**** SUPPLIED INFORMATION
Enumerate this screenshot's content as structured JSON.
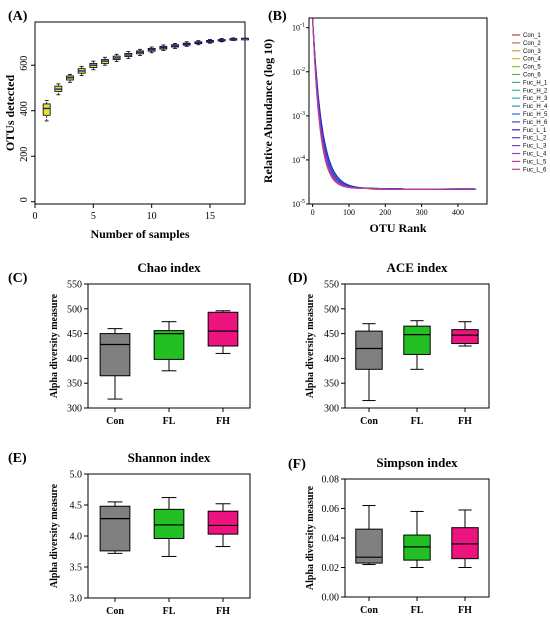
{
  "chart_data": [
    {
      "id": "A",
      "panel_label": "(A)",
      "type": "box",
      "xlabel": "Number of samples",
      "ylabel": "OTUs detected",
      "xlim": [
        0,
        18
      ],
      "ylim": [
        -10,
        790
      ],
      "xticks": [
        "0",
        "5",
        "10",
        "15"
      ],
      "yticks": [
        "0",
        "200",
        "400",
        "600"
      ],
      "box_color": "#e8e22a",
      "median_color": "#1a1aa8",
      "x": [
        1,
        2,
        3,
        4,
        5,
        6,
        7,
        8,
        9,
        10,
        11,
        12,
        13,
        14,
        15,
        16,
        17,
        18
      ],
      "boxes": [
        {
          "min": 355,
          "q1": 380,
          "median": 410,
          "q3": 430,
          "max": 445
        },
        {
          "min": 470,
          "q1": 485,
          "median": 495,
          "q3": 508,
          "max": 518
        },
        {
          "min": 525,
          "q1": 535,
          "median": 545,
          "q3": 553,
          "max": 560
        },
        {
          "min": 555,
          "q1": 565,
          "median": 575,
          "q3": 585,
          "max": 595
        },
        {
          "min": 580,
          "q1": 590,
          "median": 600,
          "q3": 608,
          "max": 618
        },
        {
          "min": 600,
          "q1": 608,
          "median": 618,
          "q3": 625,
          "max": 635
        },
        {
          "min": 617,
          "q1": 625,
          "median": 632,
          "q3": 640,
          "max": 648
        },
        {
          "min": 630,
          "q1": 638,
          "median": 645,
          "q3": 652,
          "max": 660
        },
        {
          "min": 643,
          "q1": 650,
          "median": 657,
          "q3": 663,
          "max": 670
        },
        {
          "min": 655,
          "q1": 662,
          "median": 668,
          "q3": 674,
          "max": 680
        },
        {
          "min": 665,
          "q1": 671,
          "median": 677,
          "q3": 683,
          "max": 689
        },
        {
          "min": 674,
          "q1": 680,
          "median": 685,
          "q3": 690,
          "max": 696
        },
        {
          "min": 683,
          "q1": 688,
          "median": 692,
          "q3": 697,
          "max": 703
        },
        {
          "min": 690,
          "q1": 695,
          "median": 699,
          "q3": 703,
          "max": 708
        },
        {
          "min": 697,
          "q1": 701,
          "median": 705,
          "q3": 709,
          "max": 713
        },
        {
          "min": 703,
          "q1": 707,
          "median": 710,
          "q3": 713,
          "max": 717
        },
        {
          "min": 709,
          "q1": 712,
          "median": 715,
          "q3": 717,
          "max": 720
        },
        {
          "min": 718,
          "q1": 718,
          "median": 718,
          "q3": 718,
          "max": 718
        }
      ]
    },
    {
      "id": "B",
      "panel_label": "(B)",
      "type": "line",
      "xlabel": "OTU Rank",
      "ylabel": "Relative Abundance (log 10)",
      "log_y": true,
      "xlim": [
        -10,
        480
      ],
      "ylim_exp": [
        -5,
        -0.78
      ],
      "xticks": [
        "0",
        "100",
        "200",
        "300",
        "400"
      ],
      "ytick_exponents": [
        -1,
        -2,
        -3,
        -4,
        -5
      ],
      "legend_position": "right",
      "series": [
        {
          "name": "Con_1",
          "color": "#b5422a",
          "end_x": 440,
          "k": 0.04
        },
        {
          "name": "Con_2",
          "color": "#c87632",
          "end_x": 390,
          "k": 0.044
        },
        {
          "name": "Con_3",
          "color": "#c9a12a",
          "end_x": 330,
          "k": 0.048
        },
        {
          "name": "Con_4",
          "color": "#c7c22a",
          "end_x": 270,
          "k": 0.052
        },
        {
          "name": "Con_5",
          "color": "#8fc23a",
          "end_x": 300,
          "k": 0.05
        },
        {
          "name": "Con_6",
          "color": "#5ab83a",
          "end_x": 350,
          "k": 0.046
        },
        {
          "name": "Fuc_H_1",
          "color": "#3ab87a",
          "end_x": 360,
          "k": 0.045
        },
        {
          "name": "Fuc_H_2",
          "color": "#2ab8a4",
          "end_x": 410,
          "k": 0.042
        },
        {
          "name": "Fuc_H_3",
          "color": "#2aaec6",
          "end_x": 420,
          "k": 0.041
        },
        {
          "name": "Fuc_H_4",
          "color": "#2a92d0",
          "end_x": 430,
          "k": 0.04
        },
        {
          "name": "Fuc_H_5",
          "color": "#2a72d8",
          "end_x": 380,
          "k": 0.043
        },
        {
          "name": "Fuc_H_6",
          "color": "#2a4ed8",
          "end_x": 400,
          "k": 0.042
        },
        {
          "name": "Fuc_L_1",
          "color": "#1a2ab8",
          "end_x": 450,
          "k": 0.039
        },
        {
          "name": "Fuc_L_2",
          "color": "#5a3ad0",
          "end_x": 370,
          "k": 0.044
        },
        {
          "name": "Fuc_L_3",
          "color": "#7a3ad0",
          "end_x": 340,
          "k": 0.047
        },
        {
          "name": "Fuc_L_4",
          "color": "#9a3ac8",
          "end_x": 320,
          "k": 0.049
        },
        {
          "name": "Fuc_L_5",
          "color": "#b23ab8",
          "end_x": 310,
          "k": 0.049
        },
        {
          "name": "Fuc_L_6",
          "color": "#c23a9a",
          "end_x": 290,
          "k": 0.051
        }
      ]
    },
    {
      "id": "C",
      "panel_label": "(C)",
      "type": "box",
      "title": "Chao index",
      "ylabel": "Alpha diversity measure",
      "ylim": [
        300,
        550
      ],
      "yticks": [
        "300",
        "350",
        "400",
        "450",
        "500",
        "550"
      ],
      "categories": [
        "Con",
        "FL",
        "FH"
      ],
      "colors": [
        "#808080",
        "#22c022",
        "#ee1480"
      ],
      "boxes": [
        {
          "min": 318,
          "q1": 365,
          "median": 428,
          "q3": 450,
          "max": 460
        },
        {
          "min": 375,
          "q1": 398,
          "median": 450,
          "q3": 456,
          "max": 474
        },
        {
          "min": 410,
          "q1": 425,
          "median": 455,
          "q3": 493,
          "max": 496
        }
      ]
    },
    {
      "id": "D",
      "panel_label": "(D)",
      "type": "box",
      "title": "ACE index",
      "ylabel": "Alpha diversity measure",
      "ylim": [
        300,
        550
      ],
      "yticks": [
        "300",
        "350",
        "400",
        "450",
        "500",
        "550"
      ],
      "categories": [
        "Con",
        "FL",
        "FH"
      ],
      "colors": [
        "#808080",
        "#22c022",
        "#ee1480"
      ],
      "boxes": [
        {
          "min": 315,
          "q1": 378,
          "median": 420,
          "q3": 455,
          "max": 470
        },
        {
          "min": 378,
          "q1": 408,
          "median": 448,
          "q3": 465,
          "max": 476
        },
        {
          "min": 425,
          "q1": 430,
          "median": 447,
          "q3": 458,
          "max": 474
        }
      ]
    },
    {
      "id": "E",
      "panel_label": "(E)",
      "type": "box",
      "title": "Shannon index",
      "ylabel": "Alpha diversity measure",
      "ylim": [
        3.0,
        5.0
      ],
      "yticks": [
        "3.0",
        "3.5",
        "4.0",
        "4.5",
        "5.0"
      ],
      "categories": [
        "Con",
        "FL",
        "FH"
      ],
      "colors": [
        "#808080",
        "#22c022",
        "#ee1480"
      ],
      "boxes": [
        {
          "min": 3.72,
          "q1": 3.76,
          "median": 4.28,
          "q3": 4.48,
          "max": 4.55
        },
        {
          "min": 3.67,
          "q1": 3.96,
          "median": 4.18,
          "q3": 4.43,
          "max": 4.62
        },
        {
          "min": 3.83,
          "q1": 4.03,
          "median": 4.17,
          "q3": 4.4,
          "max": 4.52
        }
      ]
    },
    {
      "id": "F",
      "panel_label": "(F)",
      "type": "box",
      "title": "Simpson index",
      "ylabel": "Alpha diversity measure",
      "ylim": [
        0.0,
        0.08
      ],
      "yticks": [
        "0.00",
        "0.02",
        "0.04",
        "0.06",
        "0.08"
      ],
      "categories": [
        "Con",
        "FL",
        "FH"
      ],
      "colors": [
        "#808080",
        "#22c022",
        "#ee1480"
      ],
      "boxes": [
        {
          "min": 0.022,
          "q1": 0.023,
          "median": 0.027,
          "q3": 0.046,
          "max": 0.062
        },
        {
          "min": 0.02,
          "q1": 0.025,
          "median": 0.034,
          "q3": 0.042,
          "max": 0.058
        },
        {
          "min": 0.02,
          "q1": 0.026,
          "median": 0.036,
          "q3": 0.047,
          "max": 0.059
        }
      ]
    }
  ]
}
********
[EXERCISE PROMPT] Look through the material and copy each line that has "xlabel".

[TASK OUTPUT]
      "xlabel": "Number of samples",
      "xlabel": "OTU Rank",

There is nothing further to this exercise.